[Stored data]
----
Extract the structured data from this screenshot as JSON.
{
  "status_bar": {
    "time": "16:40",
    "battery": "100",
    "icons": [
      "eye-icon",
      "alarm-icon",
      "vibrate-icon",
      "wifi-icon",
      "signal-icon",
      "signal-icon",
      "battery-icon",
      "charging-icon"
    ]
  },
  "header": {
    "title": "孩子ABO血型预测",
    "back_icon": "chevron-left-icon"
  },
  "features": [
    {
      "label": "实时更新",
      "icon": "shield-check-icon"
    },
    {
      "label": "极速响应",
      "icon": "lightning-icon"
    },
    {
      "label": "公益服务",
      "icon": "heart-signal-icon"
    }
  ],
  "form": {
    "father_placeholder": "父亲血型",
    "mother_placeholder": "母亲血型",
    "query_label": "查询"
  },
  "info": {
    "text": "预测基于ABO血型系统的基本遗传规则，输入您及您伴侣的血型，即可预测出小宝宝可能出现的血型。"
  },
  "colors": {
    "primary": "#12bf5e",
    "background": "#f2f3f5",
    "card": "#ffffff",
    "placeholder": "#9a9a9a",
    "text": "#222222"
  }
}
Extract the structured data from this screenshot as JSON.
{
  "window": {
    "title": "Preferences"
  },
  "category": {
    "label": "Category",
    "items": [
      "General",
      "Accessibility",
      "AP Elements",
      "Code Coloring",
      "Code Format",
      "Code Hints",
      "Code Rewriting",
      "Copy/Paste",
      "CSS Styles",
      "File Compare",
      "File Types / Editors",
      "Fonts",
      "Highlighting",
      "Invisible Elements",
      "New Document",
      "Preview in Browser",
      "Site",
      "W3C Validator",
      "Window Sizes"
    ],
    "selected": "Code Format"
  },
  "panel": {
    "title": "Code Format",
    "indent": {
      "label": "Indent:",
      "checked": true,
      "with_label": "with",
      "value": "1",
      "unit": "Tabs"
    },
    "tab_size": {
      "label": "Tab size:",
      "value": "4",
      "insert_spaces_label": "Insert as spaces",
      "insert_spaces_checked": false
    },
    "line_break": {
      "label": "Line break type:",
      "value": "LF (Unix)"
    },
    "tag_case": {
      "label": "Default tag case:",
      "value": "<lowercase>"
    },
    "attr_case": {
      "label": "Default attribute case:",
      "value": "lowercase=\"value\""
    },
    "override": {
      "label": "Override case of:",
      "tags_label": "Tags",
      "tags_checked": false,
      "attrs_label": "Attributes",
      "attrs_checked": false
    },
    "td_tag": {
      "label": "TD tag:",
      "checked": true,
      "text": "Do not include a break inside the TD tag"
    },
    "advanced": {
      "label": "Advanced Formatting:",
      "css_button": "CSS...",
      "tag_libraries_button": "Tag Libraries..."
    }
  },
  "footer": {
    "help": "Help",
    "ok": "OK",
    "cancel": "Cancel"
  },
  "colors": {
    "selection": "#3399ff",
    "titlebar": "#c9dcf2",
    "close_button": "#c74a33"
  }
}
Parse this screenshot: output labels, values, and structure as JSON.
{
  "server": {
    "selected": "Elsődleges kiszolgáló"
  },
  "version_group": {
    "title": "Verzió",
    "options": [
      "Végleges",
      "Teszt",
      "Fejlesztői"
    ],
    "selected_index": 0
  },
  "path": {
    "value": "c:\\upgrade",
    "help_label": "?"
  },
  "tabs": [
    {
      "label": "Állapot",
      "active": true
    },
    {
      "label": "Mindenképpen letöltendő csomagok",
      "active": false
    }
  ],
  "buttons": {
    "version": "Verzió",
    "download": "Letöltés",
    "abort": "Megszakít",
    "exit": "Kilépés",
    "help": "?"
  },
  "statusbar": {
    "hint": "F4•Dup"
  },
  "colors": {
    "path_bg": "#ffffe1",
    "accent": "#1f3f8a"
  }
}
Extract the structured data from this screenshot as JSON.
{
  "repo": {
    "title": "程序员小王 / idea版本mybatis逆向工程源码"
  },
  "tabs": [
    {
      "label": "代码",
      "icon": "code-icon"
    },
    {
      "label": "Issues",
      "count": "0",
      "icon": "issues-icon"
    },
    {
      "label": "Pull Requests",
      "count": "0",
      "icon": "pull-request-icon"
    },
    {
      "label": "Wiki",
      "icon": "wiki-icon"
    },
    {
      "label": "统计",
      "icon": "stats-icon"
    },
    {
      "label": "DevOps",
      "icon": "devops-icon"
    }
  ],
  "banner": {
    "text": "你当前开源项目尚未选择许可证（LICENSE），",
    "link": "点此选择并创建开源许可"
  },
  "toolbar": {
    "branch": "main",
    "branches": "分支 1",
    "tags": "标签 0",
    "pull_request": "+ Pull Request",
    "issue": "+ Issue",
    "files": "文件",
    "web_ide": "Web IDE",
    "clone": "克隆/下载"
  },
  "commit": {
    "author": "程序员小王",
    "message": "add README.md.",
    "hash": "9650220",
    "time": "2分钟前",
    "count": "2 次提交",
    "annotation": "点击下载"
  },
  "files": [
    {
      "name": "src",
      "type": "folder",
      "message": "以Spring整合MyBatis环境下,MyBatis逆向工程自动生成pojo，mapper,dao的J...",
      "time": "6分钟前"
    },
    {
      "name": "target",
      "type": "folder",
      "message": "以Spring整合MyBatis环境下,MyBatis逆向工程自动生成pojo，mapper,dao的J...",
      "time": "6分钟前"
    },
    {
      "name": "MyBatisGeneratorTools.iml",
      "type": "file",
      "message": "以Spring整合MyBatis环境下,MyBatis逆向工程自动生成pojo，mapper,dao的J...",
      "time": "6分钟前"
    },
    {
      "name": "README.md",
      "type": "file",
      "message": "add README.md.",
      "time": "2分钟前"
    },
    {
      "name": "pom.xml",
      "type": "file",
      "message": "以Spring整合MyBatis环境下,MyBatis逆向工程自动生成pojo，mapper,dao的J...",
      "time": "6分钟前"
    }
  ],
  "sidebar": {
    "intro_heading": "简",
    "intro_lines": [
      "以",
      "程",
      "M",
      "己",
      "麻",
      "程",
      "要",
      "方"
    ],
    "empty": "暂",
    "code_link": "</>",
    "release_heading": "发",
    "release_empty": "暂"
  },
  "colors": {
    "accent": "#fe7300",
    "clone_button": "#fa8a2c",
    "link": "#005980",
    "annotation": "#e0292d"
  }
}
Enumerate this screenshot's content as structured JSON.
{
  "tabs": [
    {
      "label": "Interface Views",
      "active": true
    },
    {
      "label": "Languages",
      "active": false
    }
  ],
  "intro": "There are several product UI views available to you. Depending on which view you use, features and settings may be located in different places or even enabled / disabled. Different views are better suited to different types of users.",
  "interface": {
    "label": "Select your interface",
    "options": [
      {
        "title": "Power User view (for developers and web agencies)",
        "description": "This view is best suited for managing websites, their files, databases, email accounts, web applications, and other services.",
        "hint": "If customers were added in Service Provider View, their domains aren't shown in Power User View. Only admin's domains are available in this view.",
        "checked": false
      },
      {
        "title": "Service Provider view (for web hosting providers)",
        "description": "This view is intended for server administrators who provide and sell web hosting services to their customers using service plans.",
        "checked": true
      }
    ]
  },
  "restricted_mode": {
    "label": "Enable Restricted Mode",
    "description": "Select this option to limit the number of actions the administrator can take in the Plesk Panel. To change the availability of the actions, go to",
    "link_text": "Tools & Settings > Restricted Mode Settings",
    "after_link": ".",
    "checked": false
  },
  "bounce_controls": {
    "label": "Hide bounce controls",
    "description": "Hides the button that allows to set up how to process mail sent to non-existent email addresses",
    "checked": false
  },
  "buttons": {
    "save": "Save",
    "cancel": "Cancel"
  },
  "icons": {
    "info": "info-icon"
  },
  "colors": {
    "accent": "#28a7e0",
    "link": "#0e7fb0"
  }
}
----
Instructions to follow
Reproduce the full listing exactly.

Full answer
Extract the structured data from this screenshot as JSON.
{
  "status_bar": {
    "time": "16:40",
    "battery": "100",
    "icons": [
      "eye-icon",
      "alarm-icon",
      "vibrate-icon",
      "wifi-icon",
      "signal-icon",
      "signal-icon",
      "battery-icon",
      "charging-icon"
    ]
  },
  "header": {
    "title": "孩子ABO血型预测",
    "back_icon": "chevron-left-icon"
  },
  "features": [
    {
      "label": "实时更新",
      "icon": "shield-check-icon"
    },
    {
      "label": "极速响应",
      "icon": "lightning-icon"
    },
    {
      "label": "公益服务",
      "icon": "heart-signal-icon"
    }
  ],
  "form": {
    "father_placeholder": "父亲血型",
    "mother_placeholder": "母亲血型",
    "query_label": "查询"
  },
  "info": {
    "text": "预测基于ABO血型系统的基本遗传规则，输入您及您伴侣的血型，即可预测出小宝宝可能出现的血型。"
  },
  "colors": {
    "primary": "#12bf5e",
    "background": "#f2f3f5",
    "card": "#ffffff",
    "placeholder": "#9a9a9a",
    "text": "#222222"
  }
}
Extract the structured data from this screenshot as JSON.
{
  "window": {
    "title": "Preferences"
  },
  "category": {
    "label": "Category",
    "items": [
      "General",
      "Accessibility",
      "AP Elements",
      "Code Coloring",
      "Code Format",
      "Code Hints",
      "Code Rewriting",
      "Copy/Paste",
      "CSS Styles",
      "File Compare",
      "File Types / Editors",
      "Fonts",
      "Highlighting",
      "Invisible Elements",
      "New Document",
      "Preview in Browser",
      "Site",
      "W3C Validator",
      "Window Sizes"
    ],
    "selected": "Code Format"
  },
  "panel": {
    "title": "Code Format",
    "indent": {
      "label": "Indent:",
      "checked": true,
      "with_label": "with",
      "value": "1",
      "unit": "Tabs"
    },
    "tab_size": {
      "label": "Tab size:",
      "value": "4",
      "insert_spaces_label": "Insert as spaces",
      "insert_spaces_checked": false
    },
    "line_break": {
      "label": "Line break type:",
      "value": "LF (Unix)"
    },
    "tag_case": {
      "label": "Default tag case:",
      "value": "<lowercase>"
    },
    "attr_case": {
      "label": "Default attribute case:",
      "value": "lowercase=\"value\""
    },
    "override": {
      "label": "Override case of:",
      "tags_label": "Tags",
      "tags_checked": false,
      "attrs_label": "Attributes",
      "attrs_checked": false
    },
    "td_tag": {
      "label": "TD tag:",
      "checked": true,
      "text": "Do not include a break inside the TD tag"
    },
    "advanced": {
      "label": "Advanced Formatting:",
      "css_button": "CSS...",
      "tag_libraries_button": "Tag Libraries..."
    }
  },
  "footer": {
    "help": "Help",
    "ok": "OK",
    "cancel": "Cancel"
  },
  "colors": {
    "selection": "#3399ff",
    "titlebar": "#c9dcf2",
    "close_button": "#c74a33"
  }
}
Parse this screenshot: output labels, values, and structure as JSON.
{
  "server": {
    "selected": "Elsődleges kiszolgáló"
  },
  "version_group": {
    "title": "Verzió",
    "options": [
      "Végleges",
      "Teszt",
      "Fejlesztői"
    ],
    "selected_index": 0
  },
  "path": {
    "value": "c:\\upgrade",
    "help_label": "?"
  },
  "tabs": [
    {
      "label": "Állapot",
      "active": true
    },
    {
      "label": "Mindenképpen letöltendő csomagok",
      "active": false
    }
  ],
  "buttons": {
    "version": "Verzió",
    "download": "Letöltés",
    "abort": "Megszakít",
    "exit": "Kilépés",
    "help": "?"
  },
  "statusbar": {
    "hint": "F4•Dup"
  },
  "colors": {
    "path_bg": "#ffffe1",
    "accent": "#1f3f8a"
  }
}
Extract the structured data from this screenshot as JSON.
{
  "repo": {
    "title": "程序员小王 / idea版本mybatis逆向工程源码"
  },
  "tabs": [
    {
      "label": "代码",
      "icon": "code-icon"
    },
    {
      "label": "Issues",
      "count": "0",
      "icon": "issues-icon"
    },
    {
      "label": "Pull Requests",
      "count": "0",
      "icon": "pull-request-icon"
    },
    {
      "label": "Wiki",
      "icon": "wiki-icon"
    },
    {
      "label": "统计",
      "icon": "stats-icon"
    },
    {
      "label": "DevOps",
      "icon": "devops-icon"
    }
  ],
  "banner": {
    "text": "你当前开源项目尚未选择许可证（LICENSE），",
    "link": "点此选择并创建开源许可"
  },
  "toolbar": {
    "branch": "main",
    "branches": "分支 1",
    "tags": "标签 0",
    "pull_request": "+ Pull Request",
    "issue": "+ Issue",
    "files": "文件",
    "web_ide": "Web IDE",
    "clone": "克隆/下载"
  },
  "commit": {
    "author": "程序员小王",
    "message": "add README.md.",
    "hash": "9650220",
    "time": "2分钟前",
    "count": "2 次提交",
    "annotation": "点击下载"
  },
  "files": [
    {
      "name": "src",
      "type": "folder",
      "message": "以Spring整合MyBatis环境下,MyBatis逆向工程自动生成pojo，mapper,dao的J...",
      "time": "6分钟前"
    },
    {
      "name": "target",
      "type": "folder",
      "message": "以Spring整合MyBatis环境下,MyBatis逆向工程自动生成pojo，mapper,dao的J...",
      "time": "6分钟前"
    },
    {
      "name": "MyBatisGeneratorTools.iml",
      "type": "file",
      "message": "以Spring整合MyBatis环境下,MyBatis逆向工程自动生成pojo，mapper,dao的J...",
      "time": "6分钟前"
    },
    {
      "name": "README.md",
      "type": "file",
      "message": "add README.md.",
      "time": "2分钟前"
    },
    {
      "name": "pom.xml",
      "type": "file",
      "message": "以Spring整合MyBatis环境下,MyBatis逆向工程自动生成pojo，mapper,dao的J...",
      "time": "6分钟前"
    }
  ],
  "sidebar": {
    "intro_heading": "简",
    "intro_lines": [
      "以",
      "程",
      "M",
      "己",
      "麻",
      "程",
      "要",
      "方"
    ],
    "empty": "暂",
    "code_link": "</>",
    "release_heading": "发",
    "release_empty": "暂"
  },
  "colors": {
    "accent": "#fe7300",
    "clone_button": "#fa8a2c",
    "link": "#005980",
    "annotation": "#e0292d"
  }
}
Enumerate this screenshot's content as structured JSON.
{
  "tabs": [
    {
      "label": "Interface Views",
      "active": true
    },
    {
      "label": "Languages",
      "active": false
    }
  ],
  "intro": "There are several product UI views available to you. Depending on which view you use, features and settings may be located in different places or even enabled / disabled. Different views are better suited to different types of users.",
  "interface": {
    "label": "Select your interface",
    "options": [
      {
        "title": "Power User view (for developers and web agencies)",
        "description": "This view is best suited for managing websites, their files, databases, email accounts, web applications, and other services.",
        "hint": "If customers were added in Service Provider View, their domains aren't shown in Power User View. Only admin's domains are available in this view.",
        "checked": false
      },
      {
        "title": "Service Provider view (for web hosting providers)",
        "description": "This view is intended for server administrators who provide and sell web hosting services to their customers using service plans.",
        "checked": true
      }
    ]
  },
  "restricted_mode": {
    "label": "Enable Restricted Mode",
    "description": "Select this option to limit the number of actions the administrator can take in the Plesk Panel. To change the availability of the actions, go to",
    "link_text": "Tools & Settings > Restricted Mode Settings",
    "after_link": ".",
    "checked": false
  },
  "bounce_controls": {
    "label": "Hide bounce controls",
    "description": "Hides the button that allows to set up how to process mail sent to non-existent email addresses",
    "checked": false
  },
  "buttons": {
    "save": "Save",
    "cancel": "Cancel"
  },
  "icons": {
    "info": "info-icon"
  },
  "colors": {
    "accent": "#28a7e0",
    "link": "#0e7fb0"
  }
}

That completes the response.